- **Task to complete**
Transcribe every line of the listing below without any deviation.

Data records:
· · ·
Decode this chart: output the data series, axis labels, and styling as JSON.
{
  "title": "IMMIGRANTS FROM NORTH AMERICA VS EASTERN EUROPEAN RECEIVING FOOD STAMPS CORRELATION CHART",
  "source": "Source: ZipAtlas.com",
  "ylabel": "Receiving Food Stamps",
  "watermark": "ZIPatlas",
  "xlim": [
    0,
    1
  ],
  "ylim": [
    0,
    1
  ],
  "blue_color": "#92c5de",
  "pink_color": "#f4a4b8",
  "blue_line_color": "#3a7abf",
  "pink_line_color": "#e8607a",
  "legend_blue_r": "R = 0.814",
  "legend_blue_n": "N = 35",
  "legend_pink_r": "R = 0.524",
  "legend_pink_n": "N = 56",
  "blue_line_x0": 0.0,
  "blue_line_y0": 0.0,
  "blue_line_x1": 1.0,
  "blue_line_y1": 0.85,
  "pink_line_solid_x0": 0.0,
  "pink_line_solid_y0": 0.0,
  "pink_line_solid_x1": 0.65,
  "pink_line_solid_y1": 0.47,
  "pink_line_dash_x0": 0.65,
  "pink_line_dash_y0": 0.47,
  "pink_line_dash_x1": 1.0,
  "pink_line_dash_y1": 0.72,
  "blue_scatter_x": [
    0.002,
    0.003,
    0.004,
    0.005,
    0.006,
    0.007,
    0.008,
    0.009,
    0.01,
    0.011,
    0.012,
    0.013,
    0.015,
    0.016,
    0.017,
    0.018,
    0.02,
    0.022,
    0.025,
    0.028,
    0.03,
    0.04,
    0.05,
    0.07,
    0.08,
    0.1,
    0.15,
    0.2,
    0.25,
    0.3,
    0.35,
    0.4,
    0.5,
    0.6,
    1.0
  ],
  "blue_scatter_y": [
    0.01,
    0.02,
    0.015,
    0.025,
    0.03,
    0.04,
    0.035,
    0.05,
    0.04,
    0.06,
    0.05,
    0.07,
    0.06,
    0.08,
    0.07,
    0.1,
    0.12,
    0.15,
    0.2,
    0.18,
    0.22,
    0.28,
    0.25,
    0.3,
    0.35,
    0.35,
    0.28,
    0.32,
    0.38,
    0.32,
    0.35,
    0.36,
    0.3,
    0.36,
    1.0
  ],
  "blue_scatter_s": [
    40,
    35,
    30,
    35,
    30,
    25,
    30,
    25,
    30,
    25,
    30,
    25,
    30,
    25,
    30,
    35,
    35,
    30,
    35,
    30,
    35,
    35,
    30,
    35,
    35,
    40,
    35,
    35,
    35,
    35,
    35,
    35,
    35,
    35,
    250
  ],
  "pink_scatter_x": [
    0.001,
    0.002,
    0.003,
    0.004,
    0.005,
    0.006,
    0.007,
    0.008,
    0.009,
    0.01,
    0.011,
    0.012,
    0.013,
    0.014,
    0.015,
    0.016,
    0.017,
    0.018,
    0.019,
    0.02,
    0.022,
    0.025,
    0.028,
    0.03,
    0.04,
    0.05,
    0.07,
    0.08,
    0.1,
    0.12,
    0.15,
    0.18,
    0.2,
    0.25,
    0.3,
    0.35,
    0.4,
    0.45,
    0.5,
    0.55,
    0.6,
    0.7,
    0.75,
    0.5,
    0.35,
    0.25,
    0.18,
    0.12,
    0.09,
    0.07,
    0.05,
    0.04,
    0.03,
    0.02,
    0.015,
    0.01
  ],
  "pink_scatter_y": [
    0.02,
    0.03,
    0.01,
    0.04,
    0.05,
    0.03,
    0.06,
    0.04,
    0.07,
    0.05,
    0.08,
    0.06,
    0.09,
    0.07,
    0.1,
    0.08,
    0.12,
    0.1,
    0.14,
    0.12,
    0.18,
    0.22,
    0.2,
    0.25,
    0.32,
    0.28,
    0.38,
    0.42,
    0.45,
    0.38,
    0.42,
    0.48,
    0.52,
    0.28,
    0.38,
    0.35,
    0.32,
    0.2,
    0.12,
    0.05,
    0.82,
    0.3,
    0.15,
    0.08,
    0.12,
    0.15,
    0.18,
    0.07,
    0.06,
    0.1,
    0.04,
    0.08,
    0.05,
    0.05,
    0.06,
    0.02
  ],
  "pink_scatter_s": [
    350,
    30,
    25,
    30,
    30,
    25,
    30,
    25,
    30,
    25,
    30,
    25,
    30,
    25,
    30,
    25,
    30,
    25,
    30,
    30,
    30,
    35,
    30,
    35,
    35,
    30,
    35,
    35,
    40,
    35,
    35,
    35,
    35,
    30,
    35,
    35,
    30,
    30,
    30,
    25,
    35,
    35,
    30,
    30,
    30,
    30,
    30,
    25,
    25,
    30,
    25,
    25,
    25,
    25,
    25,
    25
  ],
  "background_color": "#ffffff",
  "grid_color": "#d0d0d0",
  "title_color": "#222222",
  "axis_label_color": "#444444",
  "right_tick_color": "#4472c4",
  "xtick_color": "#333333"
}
· · ·
- **Written answer**
Decode this chart: output the data series, axis labels, and styling as JSON.
{
  "title": "IMMIGRANTS FROM NORTH AMERICA VS EASTERN EUROPEAN RECEIVING FOOD STAMPS CORRELATION CHART",
  "source": "Source: ZipAtlas.com",
  "ylabel": "Receiving Food Stamps",
  "watermark": "ZIPatlas",
  "xlim": [
    0,
    1
  ],
  "ylim": [
    0,
    1
  ],
  "blue_color": "#92c5de",
  "pink_color": "#f4a4b8",
  "blue_line_color": "#3a7abf",
  "pink_line_color": "#e8607a",
  "legend_blue_r": "R = 0.814",
  "legend_blue_n": "N = 35",
  "legend_pink_r": "R = 0.524",
  "legend_pink_n": "N = 56",
  "blue_line_x0": 0.0,
  "blue_line_y0": 0.0,
  "blue_line_x1": 1.0,
  "blue_line_y1": 0.85,
  "pink_line_solid_x0": 0.0,
  "pink_line_solid_y0": 0.0,
  "pink_line_solid_x1": 0.65,
  "pink_line_solid_y1": 0.47,
  "pink_line_dash_x0": 0.65,
  "pink_line_dash_y0": 0.47,
  "pink_line_dash_x1": 1.0,
  "pink_line_dash_y1": 0.72,
  "blue_scatter_x": [
    0.002,
    0.003,
    0.004,
    0.005,
    0.006,
    0.007,
    0.008,
    0.009,
    0.01,
    0.011,
    0.012,
    0.013,
    0.015,
    0.016,
    0.017,
    0.018,
    0.02,
    0.022,
    0.025,
    0.028,
    0.03,
    0.04,
    0.05,
    0.07,
    0.08,
    0.1,
    0.15,
    0.2,
    0.25,
    0.3,
    0.35,
    0.4,
    0.5,
    0.6,
    1.0
  ],
  "blue_scatter_y": [
    0.01,
    0.02,
    0.015,
    0.025,
    0.03,
    0.04,
    0.035,
    0.05,
    0.04,
    0.06,
    0.05,
    0.07,
    0.06,
    0.08,
    0.07,
    0.1,
    0.12,
    0.15,
    0.2,
    0.18,
    0.22,
    0.28,
    0.25,
    0.3,
    0.35,
    0.35,
    0.28,
    0.32,
    0.38,
    0.32,
    0.35,
    0.36,
    0.3,
    0.36,
    1.0
  ],
  "blue_scatter_s": [
    40,
    35,
    30,
    35,
    30,
    25,
    30,
    25,
    30,
    25,
    30,
    25,
    30,
    25,
    30,
    35,
    35,
    30,
    35,
    30,
    35,
    35,
    30,
    35,
    35,
    40,
    35,
    35,
    35,
    35,
    35,
    35,
    35,
    35,
    250
  ],
  "pink_scatter_x": [
    0.001,
    0.002,
    0.003,
    0.004,
    0.005,
    0.006,
    0.007,
    0.008,
    0.009,
    0.01,
    0.011,
    0.012,
    0.013,
    0.014,
    0.015,
    0.016,
    0.017,
    0.018,
    0.019,
    0.02,
    0.022,
    0.025,
    0.028,
    0.03,
    0.04,
    0.05,
    0.07,
    0.08,
    0.1,
    0.12,
    0.15,
    0.18,
    0.2,
    0.25,
    0.3,
    0.35,
    0.4,
    0.45,
    0.5,
    0.55,
    0.6,
    0.7,
    0.75,
    0.5,
    0.35,
    0.25,
    0.18,
    0.12,
    0.09,
    0.07,
    0.05,
    0.04,
    0.03,
    0.02,
    0.015,
    0.01
  ],
  "pink_scatter_y": [
    0.02,
    0.03,
    0.01,
    0.04,
    0.05,
    0.03,
    0.06,
    0.04,
    0.07,
    0.05,
    0.08,
    0.06,
    0.09,
    0.07,
    0.1,
    0.08,
    0.12,
    0.1,
    0.14,
    0.12,
    0.18,
    0.22,
    0.2,
    0.25,
    0.32,
    0.28,
    0.38,
    0.42,
    0.45,
    0.38,
    0.42,
    0.48,
    0.52,
    0.28,
    0.38,
    0.35,
    0.32,
    0.2,
    0.12,
    0.05,
    0.82,
    0.3,
    0.15,
    0.08,
    0.12,
    0.15,
    0.18,
    0.07,
    0.06,
    0.1,
    0.04,
    0.08,
    0.05,
    0.05,
    0.06,
    0.02
  ],
  "pink_scatter_s": [
    350,
    30,
    25,
    30,
    30,
    25,
    30,
    25,
    30,
    25,
    30,
    25,
    30,
    25,
    30,
    25,
    30,
    25,
    30,
    30,
    30,
    35,
    30,
    35,
    35,
    30,
    35,
    35,
    40,
    35,
    35,
    35,
    35,
    30,
    35,
    35,
    30,
    30,
    30,
    25,
    35,
    35,
    30,
    30,
    30,
    30,
    30,
    25,
    25,
    30,
    25,
    25,
    25,
    25,
    25,
    25
  ],
  "background_color": "#ffffff",
  "grid_color": "#d0d0d0",
  "title_color": "#222222",
  "axis_label_color": "#444444",
  "right_tick_color": "#4472c4",
  "xtick_color": "#333333"
}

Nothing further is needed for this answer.